■ **Brief**
Take the records underneath and set them down exactly.

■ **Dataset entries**
++++++++++++++++++++

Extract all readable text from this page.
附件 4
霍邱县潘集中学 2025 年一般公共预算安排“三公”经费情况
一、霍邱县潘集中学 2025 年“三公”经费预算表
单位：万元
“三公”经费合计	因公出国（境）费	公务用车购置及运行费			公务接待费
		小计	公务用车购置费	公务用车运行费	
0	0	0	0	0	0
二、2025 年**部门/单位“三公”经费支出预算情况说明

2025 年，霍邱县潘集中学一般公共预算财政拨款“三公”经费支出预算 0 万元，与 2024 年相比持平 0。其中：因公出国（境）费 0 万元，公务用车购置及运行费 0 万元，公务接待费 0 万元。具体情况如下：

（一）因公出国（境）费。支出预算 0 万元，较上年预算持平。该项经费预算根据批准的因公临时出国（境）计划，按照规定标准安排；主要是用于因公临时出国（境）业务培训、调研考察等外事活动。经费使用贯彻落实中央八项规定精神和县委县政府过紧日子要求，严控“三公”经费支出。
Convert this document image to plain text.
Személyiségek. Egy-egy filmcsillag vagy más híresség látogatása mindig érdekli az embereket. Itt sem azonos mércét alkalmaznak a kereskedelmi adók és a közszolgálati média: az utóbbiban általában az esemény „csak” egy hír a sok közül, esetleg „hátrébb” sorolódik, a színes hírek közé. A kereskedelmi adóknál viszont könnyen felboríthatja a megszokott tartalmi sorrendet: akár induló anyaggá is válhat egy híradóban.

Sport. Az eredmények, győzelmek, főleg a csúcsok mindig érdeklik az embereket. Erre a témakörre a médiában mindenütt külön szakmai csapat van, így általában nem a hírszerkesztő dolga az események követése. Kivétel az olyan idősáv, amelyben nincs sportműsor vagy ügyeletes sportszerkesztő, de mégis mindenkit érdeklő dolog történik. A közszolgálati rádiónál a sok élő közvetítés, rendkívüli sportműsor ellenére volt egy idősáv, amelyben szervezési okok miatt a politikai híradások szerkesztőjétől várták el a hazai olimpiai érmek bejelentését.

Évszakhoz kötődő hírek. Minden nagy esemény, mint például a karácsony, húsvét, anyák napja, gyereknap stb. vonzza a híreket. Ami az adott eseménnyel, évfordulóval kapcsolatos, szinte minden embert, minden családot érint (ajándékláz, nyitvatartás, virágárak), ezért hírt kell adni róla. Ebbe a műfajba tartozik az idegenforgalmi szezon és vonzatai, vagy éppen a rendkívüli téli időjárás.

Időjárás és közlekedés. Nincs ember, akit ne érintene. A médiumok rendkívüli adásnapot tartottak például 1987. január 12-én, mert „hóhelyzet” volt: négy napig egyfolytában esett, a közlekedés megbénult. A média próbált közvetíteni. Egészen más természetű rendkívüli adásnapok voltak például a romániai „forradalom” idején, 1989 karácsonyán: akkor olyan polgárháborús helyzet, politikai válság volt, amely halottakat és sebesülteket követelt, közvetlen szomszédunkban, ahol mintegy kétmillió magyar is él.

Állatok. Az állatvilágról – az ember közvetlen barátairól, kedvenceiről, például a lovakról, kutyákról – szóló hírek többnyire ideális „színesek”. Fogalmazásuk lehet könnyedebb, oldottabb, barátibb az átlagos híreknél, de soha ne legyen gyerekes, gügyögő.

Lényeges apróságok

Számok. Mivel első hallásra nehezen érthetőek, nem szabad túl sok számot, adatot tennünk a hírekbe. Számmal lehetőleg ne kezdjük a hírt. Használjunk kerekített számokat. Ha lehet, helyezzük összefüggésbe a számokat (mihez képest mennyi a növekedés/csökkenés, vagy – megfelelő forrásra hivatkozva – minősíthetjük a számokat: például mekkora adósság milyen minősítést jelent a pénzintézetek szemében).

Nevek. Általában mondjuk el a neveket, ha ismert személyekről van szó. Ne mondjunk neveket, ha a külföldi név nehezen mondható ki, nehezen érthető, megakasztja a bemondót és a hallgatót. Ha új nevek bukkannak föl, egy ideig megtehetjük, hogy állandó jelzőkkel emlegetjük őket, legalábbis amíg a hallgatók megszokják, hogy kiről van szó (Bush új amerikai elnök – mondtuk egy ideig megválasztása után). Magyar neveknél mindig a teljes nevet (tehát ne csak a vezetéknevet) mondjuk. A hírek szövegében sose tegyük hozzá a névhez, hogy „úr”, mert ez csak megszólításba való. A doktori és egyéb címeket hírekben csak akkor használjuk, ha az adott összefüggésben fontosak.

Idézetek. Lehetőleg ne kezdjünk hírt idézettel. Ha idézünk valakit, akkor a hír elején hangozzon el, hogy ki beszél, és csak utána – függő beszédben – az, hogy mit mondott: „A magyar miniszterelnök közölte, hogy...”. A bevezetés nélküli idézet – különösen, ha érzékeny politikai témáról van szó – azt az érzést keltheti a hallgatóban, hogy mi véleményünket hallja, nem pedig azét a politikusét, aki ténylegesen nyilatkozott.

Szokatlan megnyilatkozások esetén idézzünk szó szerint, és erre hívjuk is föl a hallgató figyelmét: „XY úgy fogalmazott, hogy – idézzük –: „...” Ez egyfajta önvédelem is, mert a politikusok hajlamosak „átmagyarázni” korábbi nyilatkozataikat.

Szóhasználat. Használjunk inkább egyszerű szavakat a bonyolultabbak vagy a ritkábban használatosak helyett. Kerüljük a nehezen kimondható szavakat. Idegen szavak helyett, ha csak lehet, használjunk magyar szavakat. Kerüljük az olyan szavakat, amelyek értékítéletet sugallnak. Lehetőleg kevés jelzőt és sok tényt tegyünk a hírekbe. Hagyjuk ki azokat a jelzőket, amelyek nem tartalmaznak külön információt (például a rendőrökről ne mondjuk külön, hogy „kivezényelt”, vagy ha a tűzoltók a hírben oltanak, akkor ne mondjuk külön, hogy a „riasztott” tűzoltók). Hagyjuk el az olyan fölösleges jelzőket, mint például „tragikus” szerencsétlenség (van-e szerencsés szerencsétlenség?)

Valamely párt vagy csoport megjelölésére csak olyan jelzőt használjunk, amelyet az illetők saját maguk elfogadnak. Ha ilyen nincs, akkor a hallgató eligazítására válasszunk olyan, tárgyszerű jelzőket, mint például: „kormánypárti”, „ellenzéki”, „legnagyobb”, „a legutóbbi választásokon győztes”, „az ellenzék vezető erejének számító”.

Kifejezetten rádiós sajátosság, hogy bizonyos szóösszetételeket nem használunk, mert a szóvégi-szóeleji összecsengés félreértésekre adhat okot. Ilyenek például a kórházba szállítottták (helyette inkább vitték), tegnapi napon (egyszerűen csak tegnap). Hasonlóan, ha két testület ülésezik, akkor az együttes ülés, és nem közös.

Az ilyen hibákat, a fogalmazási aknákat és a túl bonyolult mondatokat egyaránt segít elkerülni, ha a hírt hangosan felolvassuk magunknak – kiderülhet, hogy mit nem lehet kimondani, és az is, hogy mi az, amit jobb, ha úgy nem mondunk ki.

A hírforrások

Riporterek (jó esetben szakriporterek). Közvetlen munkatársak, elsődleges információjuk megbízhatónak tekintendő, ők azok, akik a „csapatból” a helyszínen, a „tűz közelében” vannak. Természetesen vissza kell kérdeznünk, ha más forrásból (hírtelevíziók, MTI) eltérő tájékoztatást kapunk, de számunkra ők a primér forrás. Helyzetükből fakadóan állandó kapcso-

++++++++++++++++++++

■ **Solved problem**
Extract all readable text from this page.
附件 4
霍邱县潘集中学 2025 年一般公共预算安排“三公”经费情况
一、霍邱县潘集中学 2025 年“三公”经费预算表
单位：万元
“三公”经费合计	因公出国（境）费	公务用车购置及运行费			公务接待费
		小计	公务用车购置费	公务用车运行费	
0	0	0	0	0	0
二、2025 年**部门/单位“三公”经费支出预算情况说明

2025 年，霍邱县潘集中学一般公共预算财政拨款“三公”经费支出预算 0 万元，与 2024 年相比持平 0。其中：因公出国（境）费 0 万元，公务用车购置及运行费 0 万元，公务接待费 0 万元。具体情况如下：

（一）因公出国（境）费。支出预算 0 万元，较上年预算持平。该项经费预算根据批准的因公临时出国（境）计划，按照规定标准安排；主要是用于因公临时出国（境）业务培训、调研考察等外事活动。经费使用贯彻落实中央八项规定精神和县委县政府过紧日子要求，严控“三公”经费支出。
Convert this document image to plain text.
Személyiségek. Egy-egy filmcsillag vagy más híresség látogatása mindig érdekli az embereket. Itt sem azonos mércét alkalmaznak a kereskedelmi adók és a közszolgálati média: az utóbbiban általában az esemény „csak” egy hír a sok közül, esetleg „hátrébb” sorolódik, a színes hírek közé. A kereskedelmi adóknál viszont könnyen felboríthatja a megszokott tartalmi sorrendet: akár induló anyaggá is válhat egy híradóban.

Sport. Az eredmények, győzelmek, főleg a csúcsok mindig érdeklik az embereket. Erre a témakörre a médiában mindenütt külön szakmai csapat van, így általában nem a hírszerkesztő dolga az események követése. Kivétel az olyan idősáv, amelyben nincs sportműsor vagy ügyeletes sportszerkesztő, de mégis mindenkit érdeklő dolog történik. A közszolgálati rádiónál a sok élő közvetítés, rendkívüli sportműsor ellenére volt egy idősáv, amelyben szervezési okok miatt a politikai híradások szerkesztőjétől várták el a hazai olimpiai érmek bejelentését.

Évszakhoz kötődő hírek. Minden nagy esemény, mint például a karácsony, húsvét, anyák napja, gyereknap stb. vonzza a híreket. Ami az adott eseménnyel, évfordulóval kapcsolatos, szinte minden embert, minden családot érint (ajándékláz, nyitvatartás, virágárak), ezért hírt kell adni róla. Ebbe a műfajba tartozik az idegenforgalmi szezon és vonzatai, vagy éppen a rendkívüli téli időjárás.

Időjárás és közlekedés. Nincs ember, akit ne érintene. A médiumok rendkívüli adásnapot tartottak például 1987. január 12-én, mert „hóhelyzet” volt: négy napig egyfolytában esett, a közlekedés megbénult. A média próbált közvetíteni. Egészen más természetű rendkívüli adásnapok voltak például a romániai „forradalom” idején, 1989 karácsonyán: akkor olyan polgárháborús helyzet, politikai válság volt, amely halottakat és sebesülteket követelt, közvetlen szomszédunkban, ahol mintegy kétmillió magyar is él.

Állatok. Az állatvilágról – az ember közvetlen barátairól, kedvenceiről, például a lovakról, kutyákról – szóló hírek többnyire ideális „színesek”. Fogalmazásuk lehet könnyedebb, oldottabb, barátibb az átlagos híreknél, de soha ne legyen gyerekes, gügyögő.

Lényeges apróságok

Számok. Mivel első hallásra nehezen érthetőek, nem szabad túl sok számot, adatot tennünk a hírekbe. Számmal lehetőleg ne kezdjük a hírt. Használjunk kerekített számokat. Ha lehet, helyezzük összefüggésbe a számokat (mihez képest mennyi a növekedés/csökkenés, vagy – megfelelő forrásra hivatkozva – minősíthetjük a számokat: például mekkora adósság milyen minősítést jelent a pénzintézetek szemében).

Nevek. Általában mondjuk el a neveket, ha ismert személyekről van szó. Ne mondjunk neveket, ha a külföldi név nehezen mondható ki, nehezen érthető, megakasztja a bemondót és a hallgatót. Ha új nevek bukkannak föl, egy ideig megtehetjük, hogy állandó jelzőkkel emlegetjük őket, legalábbis amíg a hallgatók megszokják, hogy kiről van szó (Bush új amerikai elnök – mondtuk egy ideig megválasztása után). Magyar neveknél mindig a teljes nevet (tehát ne csak a vezetéknevet) mondjuk. A hírek szövegében sose tegyük hozzá a névhez, hogy „úr”, mert ez csak megszólításba való. A doktori és egyéb címeket hírekben csak akkor használjuk, ha az adott összefüggésben fontosak.

Idézetek. Lehetőleg ne kezdjünk hírt idézettel. Ha idézünk valakit, akkor a hír elején hangozzon el, hogy ki beszél, és csak utána – függő beszédben – az, hogy mit mondott: „A magyar miniszterelnök közölte, hogy...”. A bevezetés nélküli idézet – különösen, ha érzékeny politikai témáról van szó – azt az érzést keltheti a hallgatóban, hogy mi véleményünket hallja, nem pedig azét a politikusét, aki ténylegesen nyilatkozott.

Szokatlan megnyilatkozások esetén idézzünk szó szerint, és erre hívjuk is föl a hallgató figyelmét: „XY úgy fogalmazott, hogy – idézzük –: „...” Ez egyfajta önvédelem is, mert a politikusok hajlamosak „átmagyarázni” korábbi nyilatkozataikat.

Szóhasználat. Használjunk inkább egyszerű szavakat a bonyolultabbak vagy a ritkábban használatosak helyett. Kerüljük a nehezen kimondható szavakat. Idegen szavak helyett, ha csak lehet, használjunk magyar szavakat. Kerüljük az olyan szavakat, amelyek értékítéletet sugallnak. Lehetőleg kevés jelzőt és sok tényt tegyünk a hírekbe. Hagyjuk ki azokat a jelzőket, amelyek nem tartalmaznak külön információt (például a rendőrökről ne mondjuk külön, hogy „kivezényelt”, vagy ha a tűzoltók a hírben oltanak, akkor ne mondjuk külön, hogy a „riasztott” tűzoltók). Hagyjuk el az olyan fölösleges jelzőket, mint például „tragikus” szerencsétlenség (van-e szerencsés szerencsétlenség?)

Valamely párt vagy csoport megjelölésére csak olyan jelzőt használjunk, amelyet az illetők saját maguk elfogadnak. Ha ilyen nincs, akkor a hallgató eligazítására válasszunk olyan, tárgyszerű jelzőket, mint például: „kormánypárti”, „ellenzéki”, „legnagyobb”, „a legutóbbi választásokon győztes”, „az ellenzék vezető erejének számító”.

Kifejezetten rádiós sajátosság, hogy bizonyos szóösszetételeket nem használunk, mert a szóvégi-szóeleji összecsengés félreértésekre adhat okot. Ilyenek például a kórházba szállítottták (helyette inkább vitték), tegnapi napon (egyszerűen csak tegnap). Hasonlóan, ha két testület ülésezik, akkor az együttes ülés, és nem közös.

Az ilyen hibákat, a fogalmazási aknákat és a túl bonyolult mondatokat egyaránt segít elkerülni, ha a hírt hangosan felolvassuk magunknak – kiderülhet, hogy mit nem lehet kimondani, és az is, hogy mi az, amit jobb, ha úgy nem mondunk ki.

A hírforrások

Riporterek (jó esetben szakriporterek). Közvetlen munkatársak, elsődleges információjuk megbízhatónak tekintendő, ők azok, akik a „csapatból” a helyszínen, a „tűz közelében” vannak. Természetesen vissza kell kérdeznünk, ha más forrásból (hírtelevíziók, MTI) eltérő tájékoztatást kapunk, de számunkra ők a primér forrás. Helyzetükből fakadóan állandó kapcso-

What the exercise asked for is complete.